- [Dataset items]:
◇ ◇ ◇ ◇ ◇ ◇ ◇

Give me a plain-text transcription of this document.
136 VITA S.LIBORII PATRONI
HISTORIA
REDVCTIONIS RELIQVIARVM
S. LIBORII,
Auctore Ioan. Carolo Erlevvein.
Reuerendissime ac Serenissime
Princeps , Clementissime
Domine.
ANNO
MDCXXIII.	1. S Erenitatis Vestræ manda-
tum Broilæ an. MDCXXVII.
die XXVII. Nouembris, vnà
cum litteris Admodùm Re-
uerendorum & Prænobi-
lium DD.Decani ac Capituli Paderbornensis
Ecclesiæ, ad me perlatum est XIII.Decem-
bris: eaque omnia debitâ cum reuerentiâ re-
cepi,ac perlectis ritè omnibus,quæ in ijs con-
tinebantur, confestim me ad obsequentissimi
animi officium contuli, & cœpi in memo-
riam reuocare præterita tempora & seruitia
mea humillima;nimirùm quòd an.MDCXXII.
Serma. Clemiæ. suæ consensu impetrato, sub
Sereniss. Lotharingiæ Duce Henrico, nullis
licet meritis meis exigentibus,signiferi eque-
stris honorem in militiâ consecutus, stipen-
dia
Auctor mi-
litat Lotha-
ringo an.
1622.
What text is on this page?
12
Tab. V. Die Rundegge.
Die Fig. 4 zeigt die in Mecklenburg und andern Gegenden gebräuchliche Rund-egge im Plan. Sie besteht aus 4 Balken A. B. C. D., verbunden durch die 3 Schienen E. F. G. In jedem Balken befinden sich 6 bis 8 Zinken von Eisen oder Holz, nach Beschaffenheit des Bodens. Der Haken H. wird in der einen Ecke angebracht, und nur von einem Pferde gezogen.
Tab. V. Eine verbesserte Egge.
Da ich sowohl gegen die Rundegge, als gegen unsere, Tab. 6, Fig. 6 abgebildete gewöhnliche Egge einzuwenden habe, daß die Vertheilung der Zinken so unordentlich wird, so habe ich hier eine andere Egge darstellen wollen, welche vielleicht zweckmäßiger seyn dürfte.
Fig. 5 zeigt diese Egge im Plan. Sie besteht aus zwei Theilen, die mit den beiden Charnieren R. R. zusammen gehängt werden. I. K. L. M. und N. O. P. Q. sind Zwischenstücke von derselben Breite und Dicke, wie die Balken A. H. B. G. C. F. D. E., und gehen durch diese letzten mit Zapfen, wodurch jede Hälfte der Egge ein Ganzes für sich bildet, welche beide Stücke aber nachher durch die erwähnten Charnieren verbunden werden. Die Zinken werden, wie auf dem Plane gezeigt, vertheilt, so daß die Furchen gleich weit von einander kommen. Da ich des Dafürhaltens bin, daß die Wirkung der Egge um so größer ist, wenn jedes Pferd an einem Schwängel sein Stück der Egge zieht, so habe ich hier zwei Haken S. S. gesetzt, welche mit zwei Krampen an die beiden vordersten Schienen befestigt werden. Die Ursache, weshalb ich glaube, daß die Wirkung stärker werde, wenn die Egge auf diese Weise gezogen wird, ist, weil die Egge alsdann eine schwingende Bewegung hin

◇ ◇ ◇ ◇ ◇ ◇ ◇

- [What the task asks]:
Please output the entire listing exactly as it stands.

- [Expected output]:
Give me a plain-text transcription of this document.
136 VITA S.LIBORII PATRONI
HISTORIA
REDVCTIONIS RELIQVIARVM
S. LIBORII,
Auctore Ioan. Carolo Erlevvein.
Reuerendissime ac Serenissime
Princeps , Clementissime
Domine.
ANNO
MDCXXIII.	1. S Erenitatis Vestræ manda-
tum Broilæ an. MDCXXVII.
die XXVII. Nouembris, vnà
cum litteris Admodùm Re-
uerendorum & Prænobi-
lium DD.Decani ac Capituli Paderbornensis
Ecclesiæ, ad me perlatum est XIII.Decem-
bris: eaque omnia debitâ cum reuerentiâ re-
cepi,ac perlectis ritè omnibus,quæ in ijs con-
tinebantur, confestim me ad obsequentissimi
animi officium contuli, & cœpi in memo-
riam reuocare præterita tempora & seruitia
mea humillima;nimirùm quòd an.MDCXXII.
Serma. Clemiæ. suæ consensu impetrato, sub
Sereniss. Lotharingiæ Duce Henrico, nullis
licet meritis meis exigentibus,signiferi eque-
stris honorem in militiâ consecutus, stipen-
dia
Auctor mi-
litat Lotha-
ringo an.
1622.
What text is on this page?
12
Tab. V. Die Rundegge.
Die Fig. 4 zeigt die in Mecklenburg und andern Gegenden gebräuchliche Rund-egge im Plan. Sie besteht aus 4 Balken A. B. C. D., verbunden durch die 3 Schienen E. F. G. In jedem Balken befinden sich 6 bis 8 Zinken von Eisen oder Holz, nach Beschaffenheit des Bodens. Der Haken H. wird in der einen Ecke angebracht, und nur von einem Pferde gezogen.
Tab. V. Eine verbesserte Egge.
Da ich sowohl gegen die Rundegge, als gegen unsere, Tab. 6, Fig. 6 abgebildete gewöhnliche Egge einzuwenden habe, daß die Vertheilung der Zinken so unordentlich wird, so habe ich hier eine andere Egge darstellen wollen, welche vielleicht zweckmäßiger seyn dürfte.
Fig. 5 zeigt diese Egge im Plan. Sie besteht aus zwei Theilen, die mit den beiden Charnieren R. R. zusammen gehängt werden. I. K. L. M. und N. O. P. Q. sind Zwischenstücke von derselben Breite und Dicke, wie die Balken A. H. B. G. C. F. D. E., und gehen durch diese letzten mit Zapfen, wodurch jede Hälfte der Egge ein Ganzes für sich bildet, welche beide Stücke aber nachher durch die erwähnten Charnieren verbunden werden. Die Zinken werden, wie auf dem Plane gezeigt, vertheilt, so daß die Furchen gleich weit von einander kommen. Da ich des Dafürhaltens bin, daß die Wirkung der Egge um so größer ist, wenn jedes Pferd an einem Schwängel sein Stück der Egge zieht, so habe ich hier zwei Haken S. S. gesetzt, welche mit zwei Krampen an die beiden vordersten Schienen befestigt werden. Die Ursache, weshalb ich glaube, daß die Wirkung stärker werde, wenn die Egge auf diese Weise gezogen wird, ist, weil die Egge alsdann eine schwingende Bewegung hin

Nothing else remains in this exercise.